• What you need to do
Repeat the entries that follow verbatim, without any of their pictures.

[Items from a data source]
========

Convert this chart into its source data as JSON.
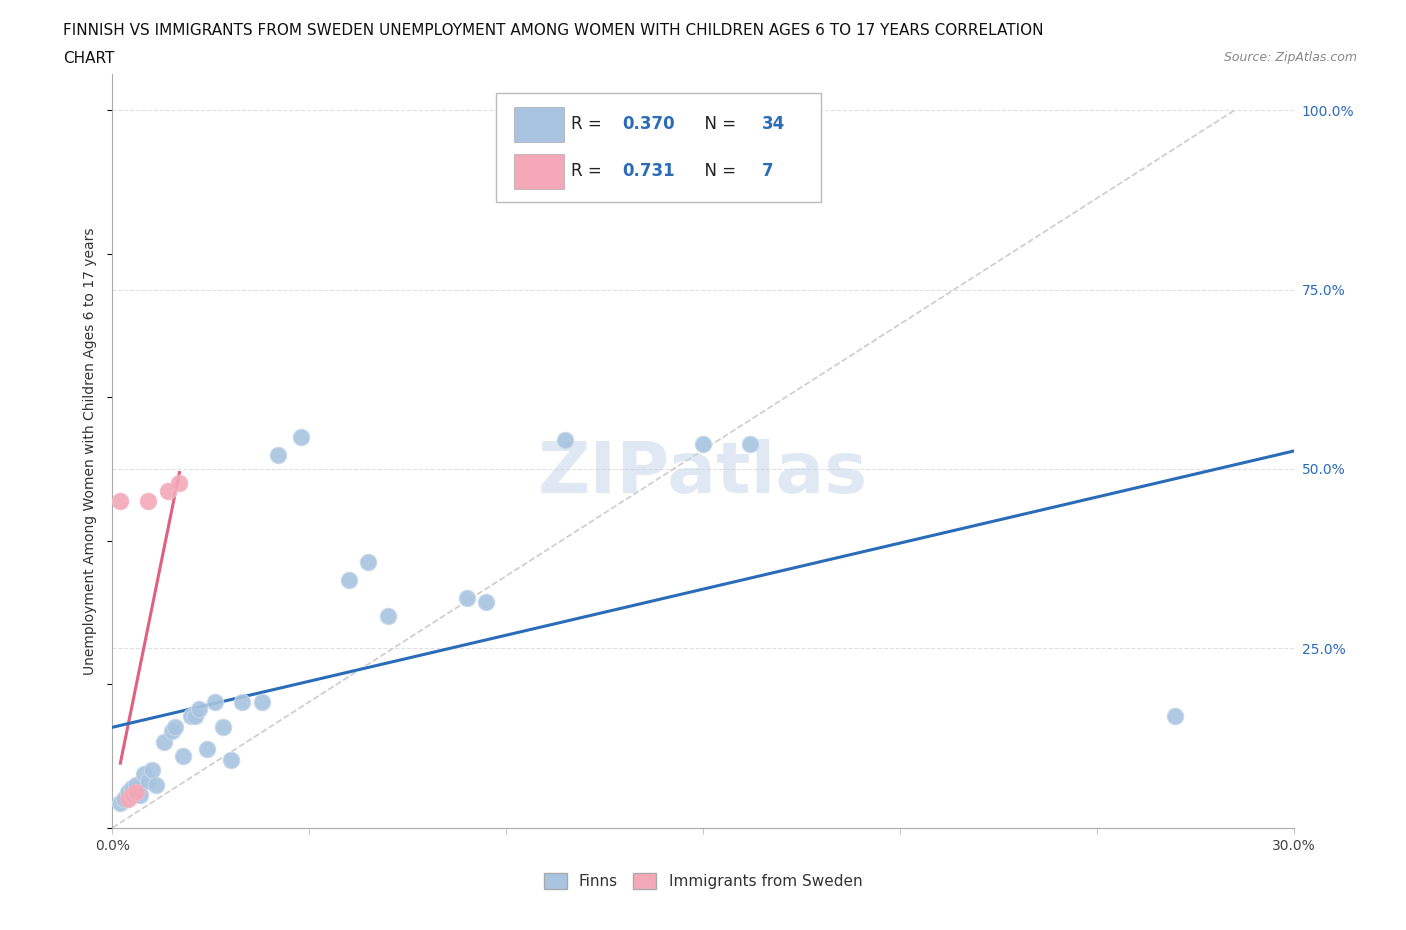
{
  "title_line1": "FINNISH VS IMMIGRANTS FROM SWEDEN UNEMPLOYMENT AMONG WOMEN WITH CHILDREN AGES 6 TO 17 YEARS CORRELATION",
  "title_line2": "CHART",
  "source_text": "Source: ZipAtlas.com",
  "ylabel": "Unemployment Among Women with Children Ages 6 to 17 years",
  "watermark": "ZIPatlas",
  "xlim": [
    0.0,
    0.3
  ],
  "ylim": [
    0.0,
    1.05
  ],
  "xticks": [
    0.0,
    0.05,
    0.1,
    0.15,
    0.2,
    0.25,
    0.3
  ],
  "xticklabels": [
    "0.0%",
    "",
    "",
    "",
    "",
    "",
    "30.0%"
  ],
  "yticks_right": [
    0.0,
    0.25,
    0.5,
    0.75,
    1.0
  ],
  "yticklabels_right": [
    "",
    "25.0%",
    "50.0%",
    "75.0%",
    "100.0%"
  ],
  "bg_color": "#ffffff",
  "grid_color": "#e0e0e0",
  "finns_color": "#a8c4e0",
  "immigrants_color": "#f4a8b8",
  "finns_line_color": "#2b6cb8",
  "immigrants_line_color": "#e06080",
  "finns_R": 0.37,
  "finns_N": 34,
  "immigrants_R": 0.731,
  "immigrants_N": 7,
  "legend_label_finns": "Finns",
  "legend_label_immigrants": "Immigrants from Sweden",
  "finns_scatter_x": [
    0.002,
    0.003,
    0.004,
    0.005,
    0.006,
    0.007,
    0.008,
    0.009,
    0.01,
    0.011,
    0.013,
    0.015,
    0.016,
    0.018,
    0.02,
    0.021,
    0.022,
    0.024,
    0.026,
    0.028,
    0.03,
    0.033,
    0.038,
    0.042,
    0.048,
    0.06,
    0.065,
    0.07,
    0.09,
    0.095,
    0.115,
    0.15,
    0.162,
    0.27
  ],
  "finns_scatter_y": [
    0.035,
    0.04,
    0.05,
    0.055,
    0.06,
    0.045,
    0.075,
    0.065,
    0.08,
    0.06,
    0.12,
    0.135,
    0.14,
    0.1,
    0.155,
    0.155,
    0.165,
    0.11,
    0.175,
    0.14,
    0.095,
    0.175,
    0.175,
    0.52,
    0.545,
    0.345,
    0.37,
    0.295,
    0.32,
    0.315,
    0.54,
    0.535,
    0.535,
    0.155
  ],
  "immigrants_scatter_x": [
    0.002,
    0.004,
    0.005,
    0.006,
    0.009,
    0.014,
    0.017
  ],
  "immigrants_scatter_y": [
    0.455,
    0.04,
    0.045,
    0.05,
    0.455,
    0.47,
    0.48
  ],
  "finns_line_x": [
    0.0,
    0.3
  ],
  "finns_line_y": [
    0.14,
    0.525
  ],
  "immigrants_line_x": [
    0.002,
    0.017
  ],
  "immigrants_line_y": [
    0.09,
    0.495
  ],
  "trend_line_x": [
    0.0,
    0.285
  ],
  "trend_line_y": [
    0.0,
    1.0
  ]
}
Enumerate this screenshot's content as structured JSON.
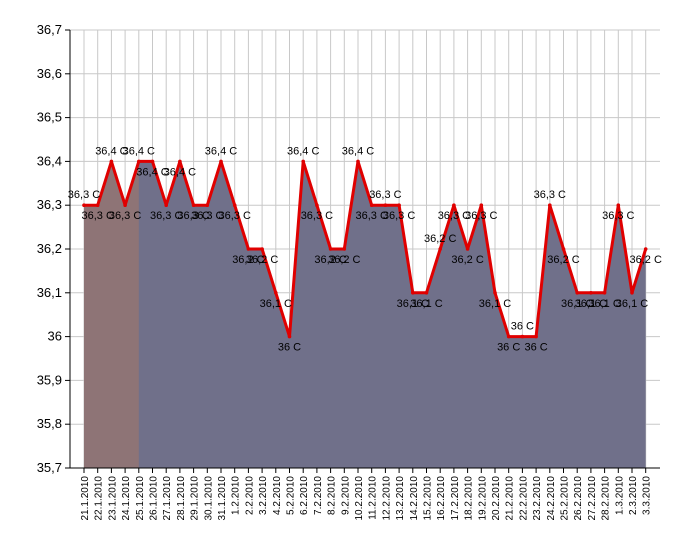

========

• Correct result
Convert this chart into its source data as JSON.
{
  "title_line1": "FINNISH VS IMMIGRANTS FROM SWEDEN UNEMPLOYMENT AMONG WOMEN WITH CHILDREN AGES 6 TO 17 YEARS CORRELATION",
  "title_line2": "CHART",
  "source_text": "Source: ZipAtlas.com",
  "ylabel": "Unemployment Among Women with Children Ages 6 to 17 years",
  "watermark": "ZIPatlas",
  "xlim": [
    0.0,
    0.3
  ],
  "ylim": [
    0.0,
    1.05
  ],
  "xticks": [
    0.0,
    0.05,
    0.1,
    0.15,
    0.2,
    0.25,
    0.3
  ],
  "xticklabels": [
    "0.0%",
    "",
    "",
    "",
    "",
    "",
    "30.0%"
  ],
  "yticks_right": [
    0.0,
    0.25,
    0.5,
    0.75,
    1.0
  ],
  "yticklabels_right": [
    "",
    "25.0%",
    "50.0%",
    "75.0%",
    "100.0%"
  ],
  "bg_color": "#ffffff",
  "grid_color": "#e0e0e0",
  "finns_color": "#a8c4e0",
  "immigrants_color": "#f4a8b8",
  "finns_line_color": "#2b6cb8",
  "immigrants_line_color": "#e06080",
  "finns_R": 0.37,
  "finns_N": 34,
  "immigrants_R": 0.731,
  "immigrants_N": 7,
  "legend_label_finns": "Finns",
  "legend_label_immigrants": "Immigrants from Sweden",
  "finns_scatter_x": [
    0.002,
    0.003,
    0.004,
    0.005,
    0.006,
    0.007,
    0.008,
    0.009,
    0.01,
    0.011,
    0.013,
    0.015,
    0.016,
    0.018,
    0.02,
    0.021,
    0.022,
    0.024,
    0.026,
    0.028,
    0.03,
    0.033,
    0.038,
    0.042,
    0.048,
    0.06,
    0.065,
    0.07,
    0.09,
    0.095,
    0.115,
    0.15,
    0.162,
    0.27
  ],
  "finns_scatter_y": [
    0.035,
    0.04,
    0.05,
    0.055,
    0.06,
    0.045,
    0.075,
    0.065,
    0.08,
    0.06,
    0.12,
    0.135,
    0.14,
    0.1,
    0.155,
    0.155,
    0.165,
    0.11,
    0.175,
    0.14,
    0.095,
    0.175,
    0.175,
    0.52,
    0.545,
    0.345,
    0.37,
    0.295,
    0.32,
    0.315,
    0.54,
    0.535,
    0.535,
    0.155
  ],
  "immigrants_scatter_x": [
    0.002,
    0.004,
    0.005,
    0.006,
    0.009,
    0.014,
    0.017
  ],
  "immigrants_scatter_y": [
    0.455,
    0.04,
    0.045,
    0.05,
    0.455,
    0.47,
    0.48
  ],
  "finns_line_x": [
    0.0,
    0.3
  ],
  "finns_line_y": [
    0.14,
    0.525
  ],
  "immigrants_line_x": [
    0.002,
    0.017
  ],
  "immigrants_line_y": [
    0.09,
    0.495
  ],
  "trend_line_x": [
    0.0,
    0.285
  ],
  "trend_line_y": [
    0.0,
    1.0
  ]
}
Enumerate this screenshot's content as structured JSON.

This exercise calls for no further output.